Can you reproduce, unchanged, the lines of the data that begin with the one containing "pixels-from-label: Pixels from" and end with the one containing "7, 550, 19]", including both?
Start of RECORDS FOR THIS EXERCISE
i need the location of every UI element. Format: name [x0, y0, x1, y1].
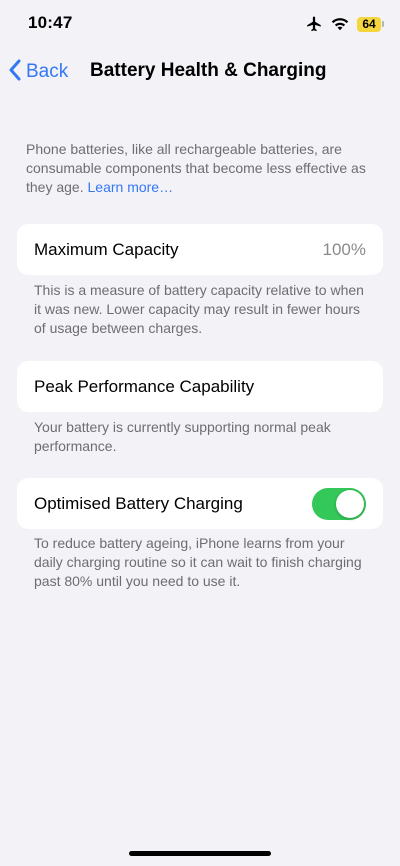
maximum-capacity-value: 100%: [322, 239, 366, 259]
optimised-charging-footnote: To reduce battery ageing, iPhone learns …: [34, 535, 362, 589]
battery-nub: [382, 21, 384, 27]
peak-performance-label: Peak Performance Capability: [34, 376, 255, 396]
optimised-charging-label: Optimised Battery Charging: [34, 493, 243, 513]
maximum-capacity-footnote: This is a measure of battery capacity re…: [34, 282, 364, 336]
back-button[interactable]: Back: [8, 56, 68, 88]
navigation-bar: Back Battery Health & Charging: [0, 52, 400, 92]
maximum-capacity-label: Maximum Capacity: [34, 239, 179, 259]
chevron-left-icon: [8, 59, 22, 86]
status-time: 10:47: [28, 13, 73, 32]
toggle-knob: [336, 489, 364, 518]
intro-text: Phone batteries, like all rechargeable b…: [26, 141, 366, 195]
optimised-charging-row: Optimised Battery Charging: [17, 478, 383, 529]
battery-icon: 64: [357, 16, 384, 32]
peak-performance-row: Peak Performance Capability: [17, 361, 383, 412]
airplane-icon: [305, 15, 323, 33]
back-label: Back: [26, 61, 69, 82]
home-indicator[interactable]: [129, 851, 271, 856]
maximum-capacity-row: Maximum Capacity 100%: [17, 224, 383, 275]
status-icons: 64: [305, 15, 384, 33]
status-bar: 10:47 64: [0, 0, 400, 50]
settings-screen: 10:47 64 Back Battery Health & Charging …: [0, 0, 400, 866]
battery-level: 64: [357, 16, 381, 32]
optimised-charging-toggle[interactable]: [312, 487, 366, 520]
page-title: Battery Health & Charging: [90, 60, 327, 81]
learn-more-link[interactable]: Learn more…: [88, 179, 174, 195]
wifi-icon: [331, 17, 349, 31]
intro-description: Phone batteries, like all rechargeable b…: [26, 140, 376, 197]
peak-performance-footnote: Your battery is currently supporting nor…: [34, 419, 331, 454]
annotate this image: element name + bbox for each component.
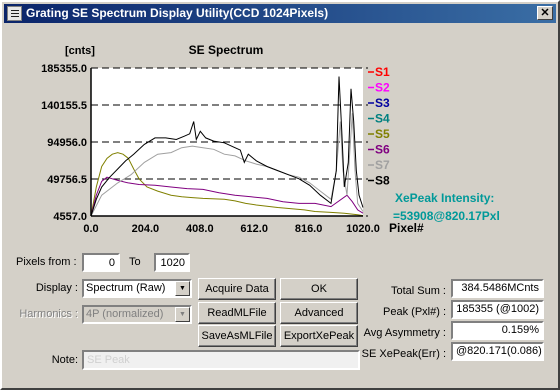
pixels-from-label: Pixels from :	[16, 256, 77, 268]
pixels-to-input[interactable]	[154, 253, 190, 272]
harmonics-select-value: 4P (normalized)	[86, 308, 164, 320]
app-icon[interactable]	[7, 6, 22, 21]
close-icon: ✕	[540, 7, 550, 19]
x-tick-label: 1020.0	[346, 223, 380, 235]
y-tick-label: 49756.5	[47, 174, 87, 186]
chevron-down-icon[interactable]: ▼	[175, 307, 190, 322]
x-tick-label: 204.0	[132, 223, 160, 235]
export-xe-peak-button[interactable]: ExportXePeak	[280, 325, 358, 347]
display-label: Display :	[35, 282, 78, 294]
pixels-to-label: To	[129, 256, 141, 268]
x-tick-label: 0.0	[83, 223, 98, 235]
total-sum-value: 384.5486MCnts	[451, 279, 544, 298]
legend-label-s6: S6	[375, 143, 390, 157]
advanced-button[interactable]: Advanced	[280, 302, 358, 324]
x-tick-label: 408.0	[186, 223, 214, 235]
note-input[interactable]	[82, 350, 360, 370]
y-tick-label: 185355.0	[41, 63, 87, 75]
legend-label-s3: S3	[375, 96, 390, 110]
legend-label-s4: S4	[375, 112, 390, 126]
se-xepeak-value: @820.171(0.086)	[451, 342, 544, 361]
se-xepeak-label: SE XePeak(Err) :	[361, 348, 446, 360]
total-sum-label: Total Sum :	[390, 285, 446, 297]
note-label: Note:	[51, 354, 78, 366]
x-tick-label: 612.0	[240, 223, 268, 235]
spectrum-chart: 185355.0 140155.5 94956.0 49756.5 4557.00.0 2…	[41, 43, 500, 235]
pixels-from-input[interactable]	[82, 253, 120, 272]
xe-peak-title: XePeak Intensity:	[395, 191, 494, 205]
legend-label-s8: S8	[375, 174, 390, 188]
x-axis-label: Pixel#	[389, 221, 424, 235]
y-axis-label: [cnts]	[65, 45, 95, 57]
title-bar[interactable]: Grating SE Spectrum Display Utility(CCD …	[4, 4, 556, 23]
y-tick-label: 4557.0	[53, 211, 87, 223]
legend-label-s1: S1	[375, 65, 390, 79]
harmonics-label: Harmonics :	[19, 308, 78, 320]
display-select[interactable]: Spectrum (Raw) ▼	[82, 279, 192, 298]
legend-label-s7: S7	[375, 158, 390, 172]
y-tick-label: 94956.0	[47, 137, 87, 149]
chevron-down-icon[interactable]: ▼	[175, 281, 190, 296]
xe-peak-value: =53908@820.17Pxl	[393, 209, 500, 223]
legend-label-s5: S5	[375, 127, 390, 141]
x-tick-label: 816.0	[295, 223, 323, 235]
y-tick-label: 140155.5	[41, 100, 87, 112]
main-window: Grating SE Spectrum Display Utility(CCD …	[0, 0, 560, 390]
peak-value: 185355 (@1002)	[451, 300, 544, 319]
harmonics-select[interactable]: 4P (normalized) ▼	[82, 305, 192, 324]
avg-asymmetry-value: 0.159%	[451, 321, 544, 340]
avg-asymmetry-label: Avg Asymmetry :	[363, 327, 446, 339]
chart-title: SE Spectrum	[189, 43, 264, 57]
save-as-ml-file-button[interactable]: SaveAsMLFile	[198, 325, 276, 347]
close-button[interactable]: ✕	[537, 6, 553, 20]
read-ml-file-button[interactable]: ReadMLFile	[198, 302, 276, 324]
legend-label-s2: S2	[375, 81, 390, 95]
ok-button[interactable]: OK	[280, 278, 358, 300]
peak-label: Peak (Pxl#) :	[383, 306, 446, 318]
window-title: Grating SE Spectrum Display Utility(CCD …	[26, 6, 329, 20]
chart-panel: 185355.0 140155.5 94956.0 49756.5 4557.0 0.0 2…	[6, 24, 556, 250]
display-select-value: Spectrum (Raw)	[86, 282, 166, 294]
acquire-data-button[interactable]: Acquire Data	[198, 278, 276, 300]
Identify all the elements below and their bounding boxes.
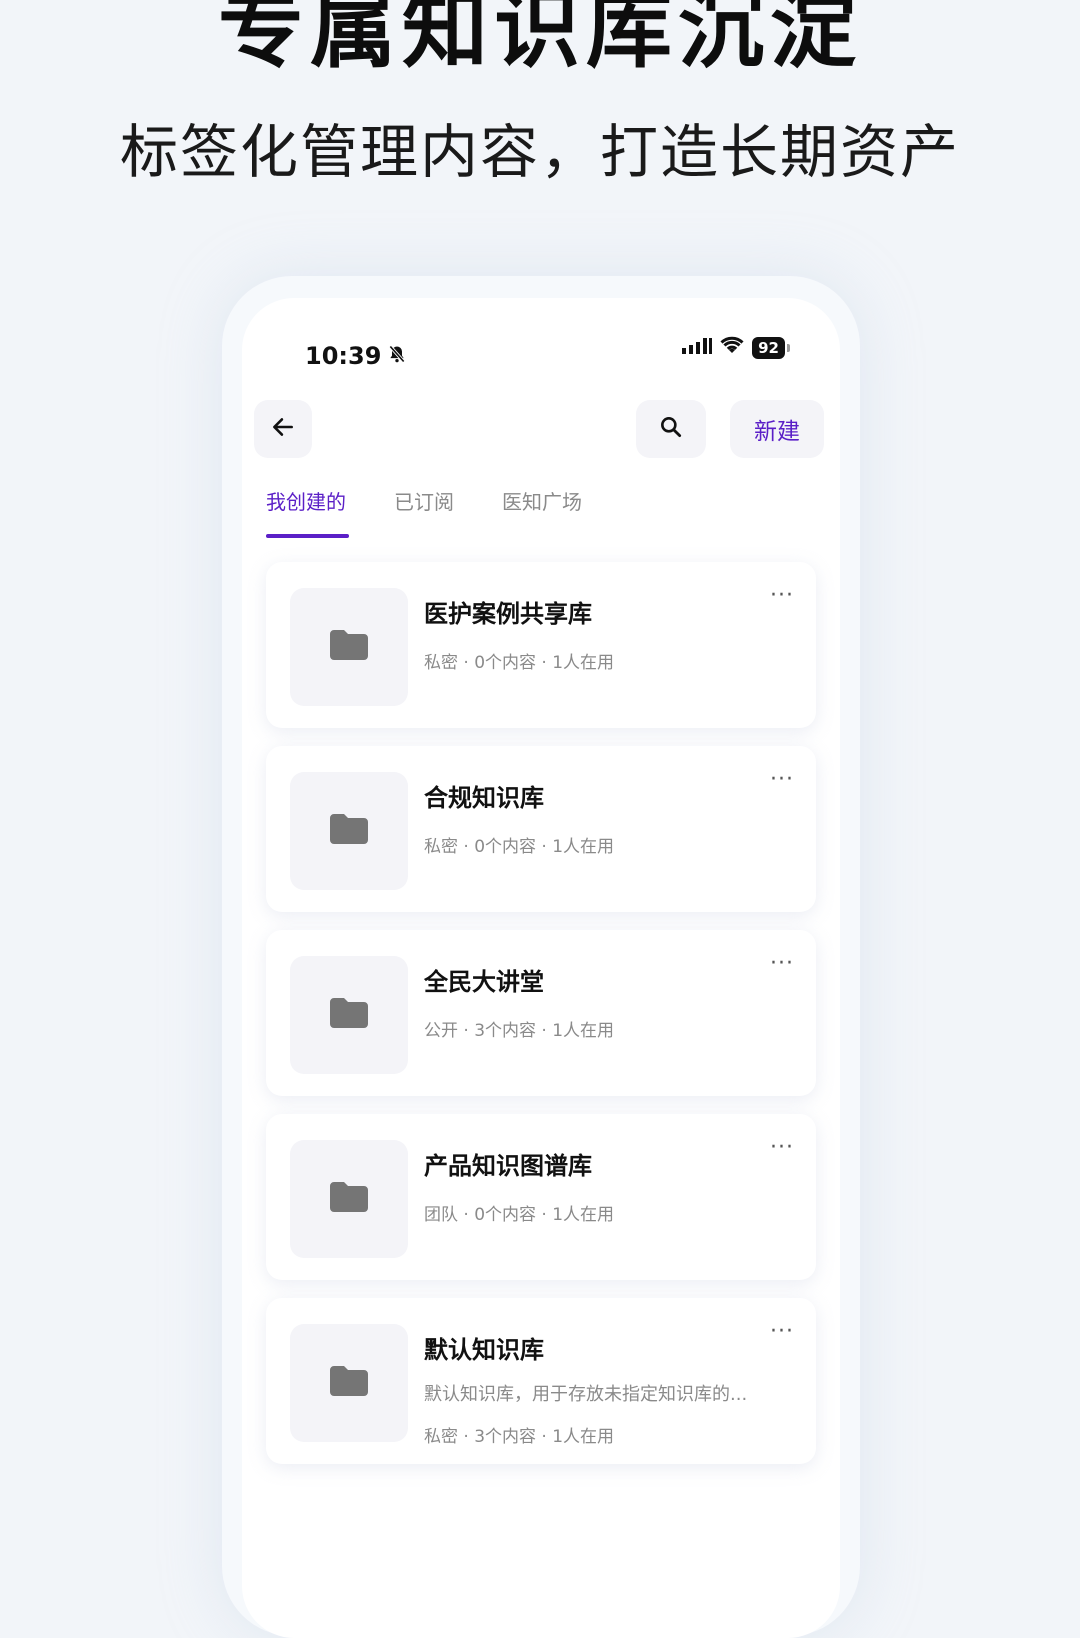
- tab-subscribed[interactable]: 已订阅: [394, 486, 454, 515]
- library-title: 产品知识图谱库: [424, 1152, 592, 1180]
- library-card[interactable]: 默认知识库 默认知识库，用于存放未指定知识库的... 私密 · 3个内容 · 1…: [266, 1298, 816, 1464]
- folder-icon: [328, 996, 370, 1034]
- status-time-group: 10:39: [305, 342, 407, 370]
- folder-icon: [328, 1180, 370, 1218]
- tab-medical-square[interactable]: 医知广场: [502, 486, 582, 515]
- promo-subline: 标签化管理内容，打造长期资产: [119, 118, 960, 186]
- library-title: 医护案例共享库: [424, 600, 592, 628]
- folder-icon: [328, 1364, 370, 1402]
- library-list: 医护案例共享库 私密 · 0个内容 · 1人在用 ··· 合规知识库 私密 · …: [266, 562, 816, 1482]
- library-meta: 私密 · 3个内容 · 1人在用: [424, 1427, 615, 1447]
- library-thumbnail: [290, 956, 408, 1074]
- arrow-left-icon: [270, 414, 296, 444]
- library-card[interactable]: 产品知识图谱库 团队 · 0个内容 · 1人在用 ···: [266, 1114, 816, 1280]
- bell-muted-icon: [387, 342, 407, 370]
- library-title: 合规知识库: [424, 784, 544, 812]
- library-meta: 公开 · 3个内容 · 1人在用: [424, 1021, 615, 1041]
- library-thumbnail: [290, 772, 408, 890]
- more-options-icon[interactable]: ···: [770, 1137, 794, 1159]
- phone-frame: 10:39 92 新建 我创建的 已订阅 医知广场 医护案例共享库 私密 · 0…: [222, 276, 860, 1638]
- more-options-icon[interactable]: ···: [770, 953, 794, 975]
- promo-headline: 专属知识库沉淀: [218, 0, 862, 80]
- wifi-icon: [720, 336, 744, 360]
- library-title: 全民大讲堂: [424, 968, 544, 996]
- folder-icon: [328, 812, 370, 850]
- search-icon: [658, 414, 684, 444]
- more-options-icon[interactable]: ···: [770, 585, 794, 607]
- library-meta: 私密 · 0个内容 · 1人在用: [424, 653, 615, 673]
- back-button[interactable]: [254, 400, 312, 458]
- app-screen: 10:39 92 新建 我创建的 已订阅 医知广场 医护案例共享库 私密 · 0…: [242, 298, 840, 1638]
- library-thumbnail: [290, 588, 408, 706]
- status-time: 10:39: [305, 342, 382, 370]
- tab-my-created[interactable]: 我创建的: [266, 486, 346, 515]
- library-description: 默认知识库，用于存放未指定知识库的...: [424, 1384, 748, 1405]
- more-options-icon[interactable]: ···: [770, 1321, 794, 1343]
- library-meta: 团队 · 0个内容 · 1人在用: [424, 1205, 615, 1225]
- battery-level: 92: [752, 337, 785, 359]
- library-meta: 私密 · 0个内容 · 1人在用: [424, 837, 615, 857]
- library-thumbnail: [290, 1324, 408, 1442]
- library-card[interactable]: 合规知识库 私密 · 0个内容 · 1人在用 ···: [266, 746, 816, 912]
- status-icons: 92: [682, 336, 790, 360]
- library-card[interactable]: 医护案例共享库 私密 · 0个内容 · 1人在用 ···: [266, 562, 816, 728]
- more-options-icon[interactable]: ···: [770, 769, 794, 791]
- library-thumbnail: [290, 1140, 408, 1258]
- search-button[interactable]: [636, 400, 706, 458]
- library-card[interactable]: 全民大讲堂 公开 · 3个内容 · 1人在用 ···: [266, 930, 816, 1096]
- cellular-signal-icon: [682, 336, 713, 360]
- active-tab-indicator: [266, 534, 349, 538]
- new-library-button[interactable]: 新建: [730, 400, 824, 458]
- library-title: 默认知识库: [424, 1336, 544, 1364]
- tab-bar: 我创建的 已订阅 医知广场: [266, 486, 582, 515]
- folder-icon: [328, 628, 370, 666]
- battery-icon: [787, 344, 790, 352]
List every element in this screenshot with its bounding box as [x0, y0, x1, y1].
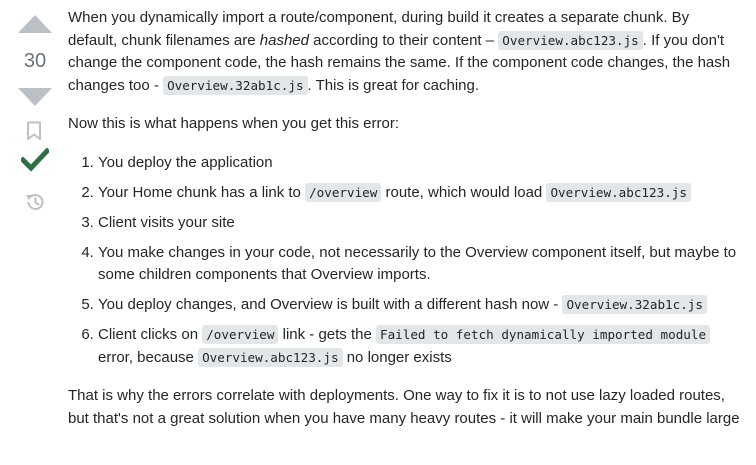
End of RECORDS FOR THIS EXERCISE
- **THE REPLY**
pixels-from-label: Pixels from :	[16, 256, 77, 268]
pixels-to-input[interactable]	[154, 253, 190, 272]
harmonics-select-value: 4P (normalized)	[86, 308, 164, 320]
app-icon[interactable]	[7, 6, 22, 21]
close-icon: ✕	[540, 7, 550, 19]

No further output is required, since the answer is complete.